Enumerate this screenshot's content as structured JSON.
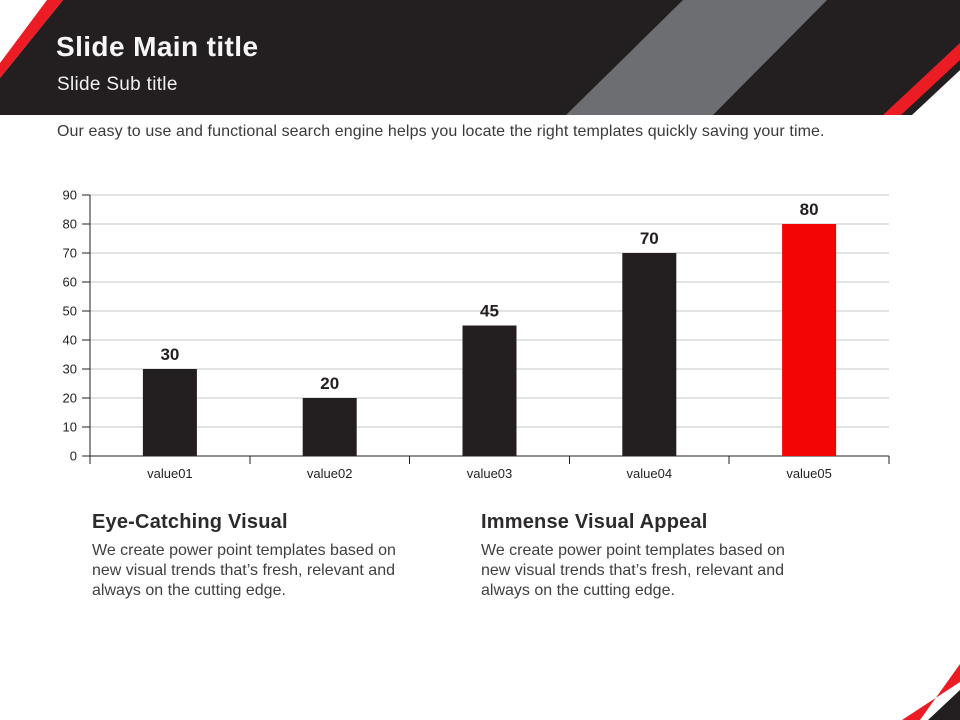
{
  "slide_title": {
    "main": "Slide Main title",
    "sub": "Slide Sub title"
  },
  "description": "Our easy to use and functional search engine helps you locate the right templates quickly saving your time.",
  "features": [
    {
      "title": "Eye-Catching Visual",
      "body_lines": [
        "We create power point templates based on",
        "new visual trends that’s fresh, relevant and",
        "always on the cutting edge."
      ]
    },
    {
      "title": "Immense Visual Appeal",
      "body_lines": [
        "We create power point templates based on",
        "new visual trends that’s fresh, relevant and",
        "always on the cutting edge."
      ]
    }
  ],
  "colors": {
    "dark": "#231F20",
    "red": "#EC1C24",
    "bar_red": "#F40505",
    "gray": "#6D6E71",
    "grid": "#C6C7C8",
    "axis": "#231F20",
    "label": "#231F20",
    "body_text": "#413E3F"
  },
  "chart_data": {
    "type": "bar",
    "title": "",
    "xlabel": "",
    "ylabel": "",
    "categories": [
      "value01",
      "value02",
      "value03",
      "value04",
      "value05"
    ],
    "values": [
      30,
      20,
      45,
      70,
      80
    ],
    "bar_colors": [
      "#231F20",
      "#231F20",
      "#231F20",
      "#231F20",
      "#F40505"
    ],
    "data_labels": [
      "30",
      "20",
      "45",
      "70",
      "80"
    ],
    "ylim": [
      0,
      90
    ],
    "yticks": [
      0,
      10,
      20,
      30,
      40,
      50,
      60,
      70,
      80,
      90
    ],
    "grid": true,
    "legend_position": "none"
  }
}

====

### Set task
Omit every picture, and otherwise quote the entries exactly.

### Problem solution
Enumerate this screenshot's content as structured JSON.
{
  "slide_title": {
    "main": "Slide Main title",
    "sub": "Slide Sub title"
  },
  "description": "Our easy to use and functional search engine helps you locate the right templates quickly saving your time.",
  "features": [
    {
      "title": "Eye-Catching Visual",
      "body_lines": [
        "We create power point templates based on",
        "new visual trends that’s fresh, relevant and",
        "always on the cutting edge."
      ]
    },
    {
      "title": "Immense Visual Appeal",
      "body_lines": [
        "We create power point templates based on",
        "new visual trends that’s fresh, relevant and",
        "always on the cutting edge."
      ]
    }
  ],
  "colors": {
    "dark": "#231F20",
    "red": "#EC1C24",
    "bar_red": "#F40505",
    "gray": "#6D6E71",
    "grid": "#C6C7C8",
    "axis": "#231F20",
    "label": "#231F20",
    "body_text": "#413E3F"
  },
  "chart_data": {
    "type": "bar",
    "title": "",
    "xlabel": "",
    "ylabel": "",
    "categories": [
      "value01",
      "value02",
      "value03",
      "value04",
      "value05"
    ],
    "values": [
      30,
      20,
      45,
      70,
      80
    ],
    "bar_colors": [
      "#231F20",
      "#231F20",
      "#231F20",
      "#231F20",
      "#F40505"
    ],
    "data_labels": [
      "30",
      "20",
      "45",
      "70",
      "80"
    ],
    "ylim": [
      0,
      90
    ],
    "yticks": [
      0,
      10,
      20,
      30,
      40,
      50,
      60,
      70,
      80,
      90
    ],
    "grid": true,
    "legend_position": "none"
  }
}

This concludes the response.